**TASK TO COMPLETE**
Look for the string "through" in the lines and copy each line that has it.

**INPUT FOR THIS TASK**

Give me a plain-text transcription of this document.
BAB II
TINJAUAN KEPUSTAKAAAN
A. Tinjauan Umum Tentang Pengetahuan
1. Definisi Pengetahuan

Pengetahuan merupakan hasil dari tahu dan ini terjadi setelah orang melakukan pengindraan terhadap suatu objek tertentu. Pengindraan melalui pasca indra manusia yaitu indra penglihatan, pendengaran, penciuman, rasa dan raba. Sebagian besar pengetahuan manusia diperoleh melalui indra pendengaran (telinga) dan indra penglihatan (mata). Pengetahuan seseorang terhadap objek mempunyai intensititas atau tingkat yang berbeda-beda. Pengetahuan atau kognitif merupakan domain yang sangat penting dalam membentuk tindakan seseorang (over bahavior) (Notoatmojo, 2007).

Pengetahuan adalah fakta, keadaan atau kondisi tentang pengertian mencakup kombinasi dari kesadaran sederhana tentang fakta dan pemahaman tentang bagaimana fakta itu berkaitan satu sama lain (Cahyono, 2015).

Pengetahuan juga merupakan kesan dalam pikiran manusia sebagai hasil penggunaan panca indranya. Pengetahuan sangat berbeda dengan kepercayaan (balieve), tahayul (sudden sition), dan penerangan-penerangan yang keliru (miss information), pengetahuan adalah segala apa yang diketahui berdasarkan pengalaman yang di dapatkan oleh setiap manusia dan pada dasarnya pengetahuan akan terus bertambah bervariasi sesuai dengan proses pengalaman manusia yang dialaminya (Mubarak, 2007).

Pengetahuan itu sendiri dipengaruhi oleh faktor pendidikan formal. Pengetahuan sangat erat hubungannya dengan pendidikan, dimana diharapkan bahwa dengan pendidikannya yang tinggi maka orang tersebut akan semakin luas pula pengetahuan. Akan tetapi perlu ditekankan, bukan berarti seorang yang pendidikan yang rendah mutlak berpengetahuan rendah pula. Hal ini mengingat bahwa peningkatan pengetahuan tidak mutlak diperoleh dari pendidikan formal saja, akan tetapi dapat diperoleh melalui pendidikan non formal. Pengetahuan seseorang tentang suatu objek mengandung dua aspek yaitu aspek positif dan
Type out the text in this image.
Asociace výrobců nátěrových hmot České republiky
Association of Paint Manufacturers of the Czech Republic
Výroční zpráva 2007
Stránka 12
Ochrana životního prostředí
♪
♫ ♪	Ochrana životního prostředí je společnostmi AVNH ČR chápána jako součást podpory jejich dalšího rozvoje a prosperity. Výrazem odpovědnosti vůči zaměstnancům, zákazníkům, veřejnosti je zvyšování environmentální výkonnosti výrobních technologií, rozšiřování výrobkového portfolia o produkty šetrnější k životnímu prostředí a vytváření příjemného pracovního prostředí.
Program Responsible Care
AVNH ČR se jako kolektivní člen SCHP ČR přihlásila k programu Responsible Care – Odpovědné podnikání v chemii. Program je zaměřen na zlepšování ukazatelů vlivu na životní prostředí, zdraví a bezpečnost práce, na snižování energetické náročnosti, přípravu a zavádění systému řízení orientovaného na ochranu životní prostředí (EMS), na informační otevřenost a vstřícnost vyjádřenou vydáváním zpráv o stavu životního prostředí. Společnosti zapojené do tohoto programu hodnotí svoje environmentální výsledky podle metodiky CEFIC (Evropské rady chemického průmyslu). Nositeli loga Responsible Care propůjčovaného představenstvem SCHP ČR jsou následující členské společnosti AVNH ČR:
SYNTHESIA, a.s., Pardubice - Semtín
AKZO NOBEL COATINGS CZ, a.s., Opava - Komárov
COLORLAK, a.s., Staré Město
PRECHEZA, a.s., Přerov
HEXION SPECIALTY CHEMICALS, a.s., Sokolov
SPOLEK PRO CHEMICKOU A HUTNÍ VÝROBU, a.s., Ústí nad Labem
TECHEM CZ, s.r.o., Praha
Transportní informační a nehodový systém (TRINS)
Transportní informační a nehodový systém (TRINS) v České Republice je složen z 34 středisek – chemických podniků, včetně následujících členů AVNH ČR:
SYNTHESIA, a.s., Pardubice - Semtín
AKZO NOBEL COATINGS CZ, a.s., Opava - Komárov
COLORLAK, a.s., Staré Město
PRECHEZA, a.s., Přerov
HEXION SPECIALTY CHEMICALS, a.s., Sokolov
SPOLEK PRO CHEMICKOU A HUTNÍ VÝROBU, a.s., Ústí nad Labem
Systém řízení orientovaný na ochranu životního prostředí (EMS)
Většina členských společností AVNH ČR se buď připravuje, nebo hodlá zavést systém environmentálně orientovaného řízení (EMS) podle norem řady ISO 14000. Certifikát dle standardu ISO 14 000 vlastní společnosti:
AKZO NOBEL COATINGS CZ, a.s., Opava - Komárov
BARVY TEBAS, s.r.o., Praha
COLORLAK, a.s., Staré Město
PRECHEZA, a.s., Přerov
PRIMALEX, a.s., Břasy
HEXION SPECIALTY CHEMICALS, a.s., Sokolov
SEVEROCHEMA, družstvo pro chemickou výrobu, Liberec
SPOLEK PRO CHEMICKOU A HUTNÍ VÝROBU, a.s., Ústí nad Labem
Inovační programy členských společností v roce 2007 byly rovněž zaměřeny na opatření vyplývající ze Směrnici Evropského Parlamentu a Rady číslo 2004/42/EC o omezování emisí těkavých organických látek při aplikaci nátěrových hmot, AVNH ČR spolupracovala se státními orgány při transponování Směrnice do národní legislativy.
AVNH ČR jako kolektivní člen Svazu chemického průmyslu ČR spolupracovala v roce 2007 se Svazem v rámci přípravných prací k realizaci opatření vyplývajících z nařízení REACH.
==
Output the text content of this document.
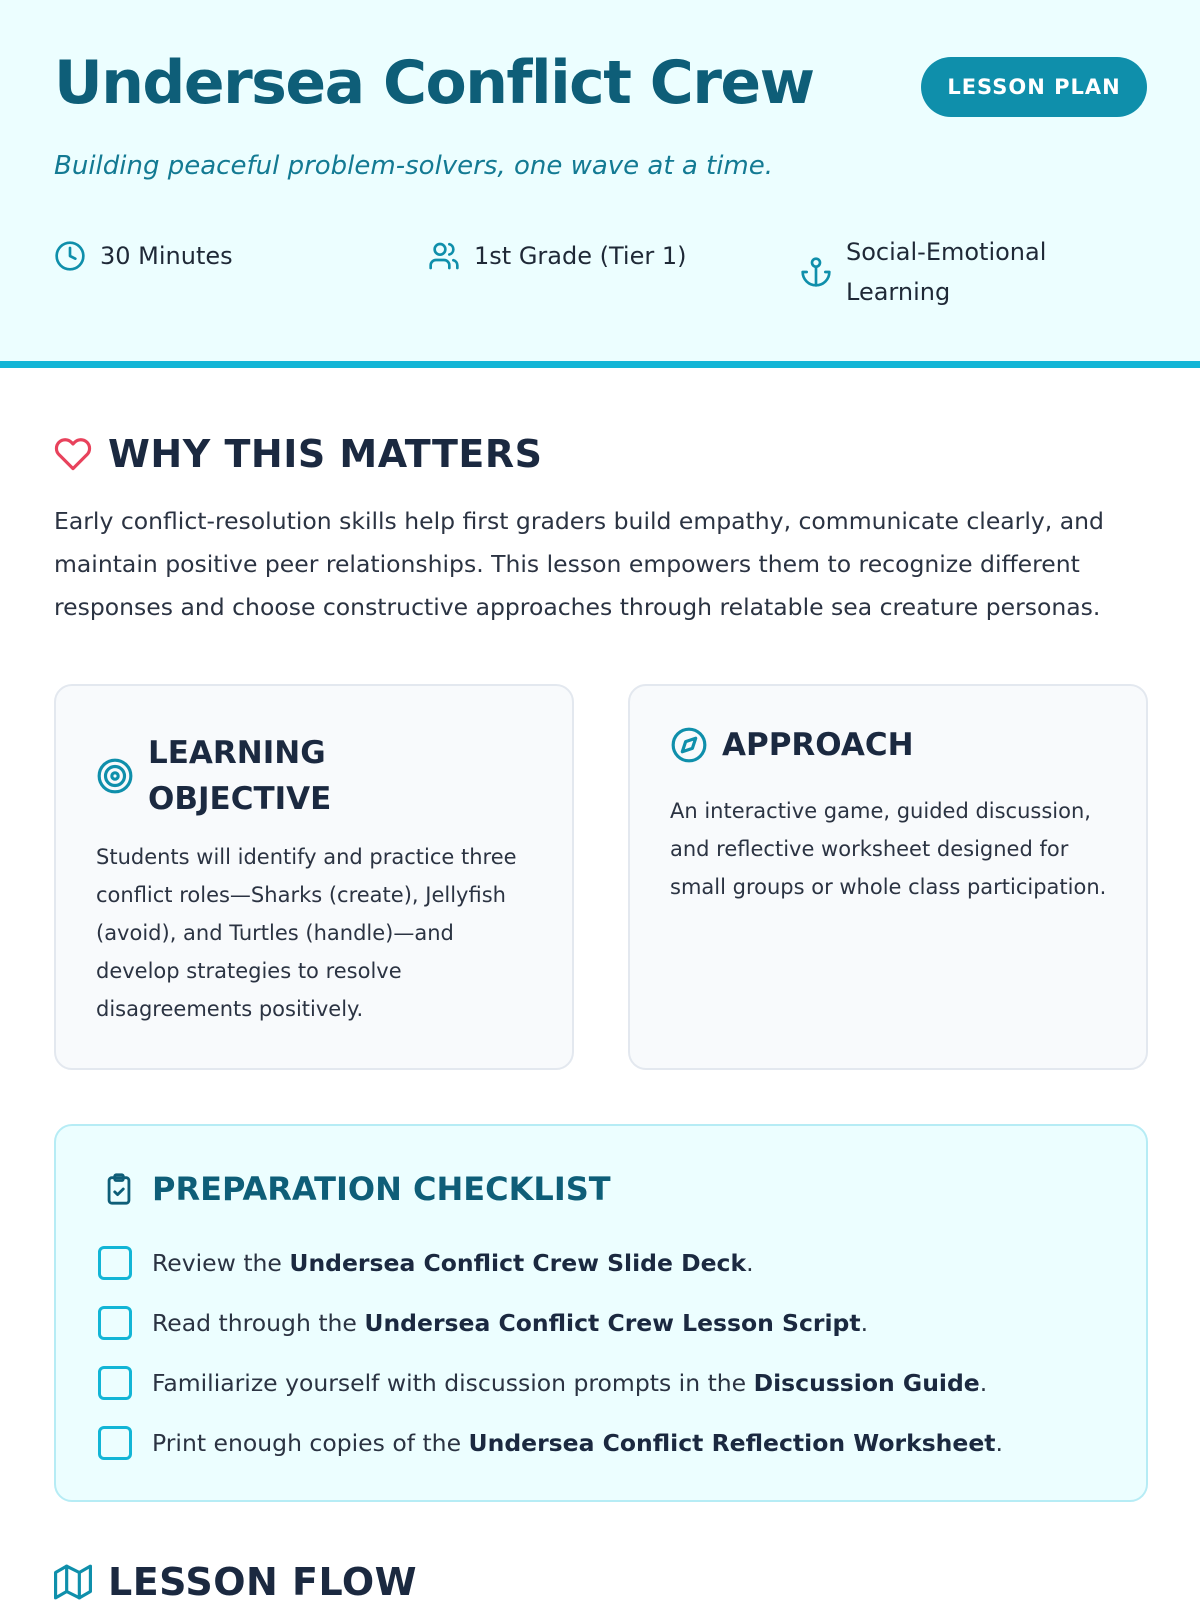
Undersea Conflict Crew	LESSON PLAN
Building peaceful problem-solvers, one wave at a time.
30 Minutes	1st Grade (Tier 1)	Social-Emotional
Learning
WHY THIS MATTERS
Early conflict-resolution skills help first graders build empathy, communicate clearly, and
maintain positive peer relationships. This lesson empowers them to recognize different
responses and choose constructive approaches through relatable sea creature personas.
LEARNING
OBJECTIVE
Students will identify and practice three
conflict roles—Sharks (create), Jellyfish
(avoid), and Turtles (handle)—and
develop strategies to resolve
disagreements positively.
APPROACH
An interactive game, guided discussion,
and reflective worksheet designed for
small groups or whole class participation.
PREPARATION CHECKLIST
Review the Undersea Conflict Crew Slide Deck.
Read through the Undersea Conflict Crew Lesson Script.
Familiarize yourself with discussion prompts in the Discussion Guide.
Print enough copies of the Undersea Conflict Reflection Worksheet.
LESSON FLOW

**FINISHED EXERCISE**
responses and choose constructive approaches through relatable sea creature personas.
Read through the Undersea Conflict Crew Lesson Script.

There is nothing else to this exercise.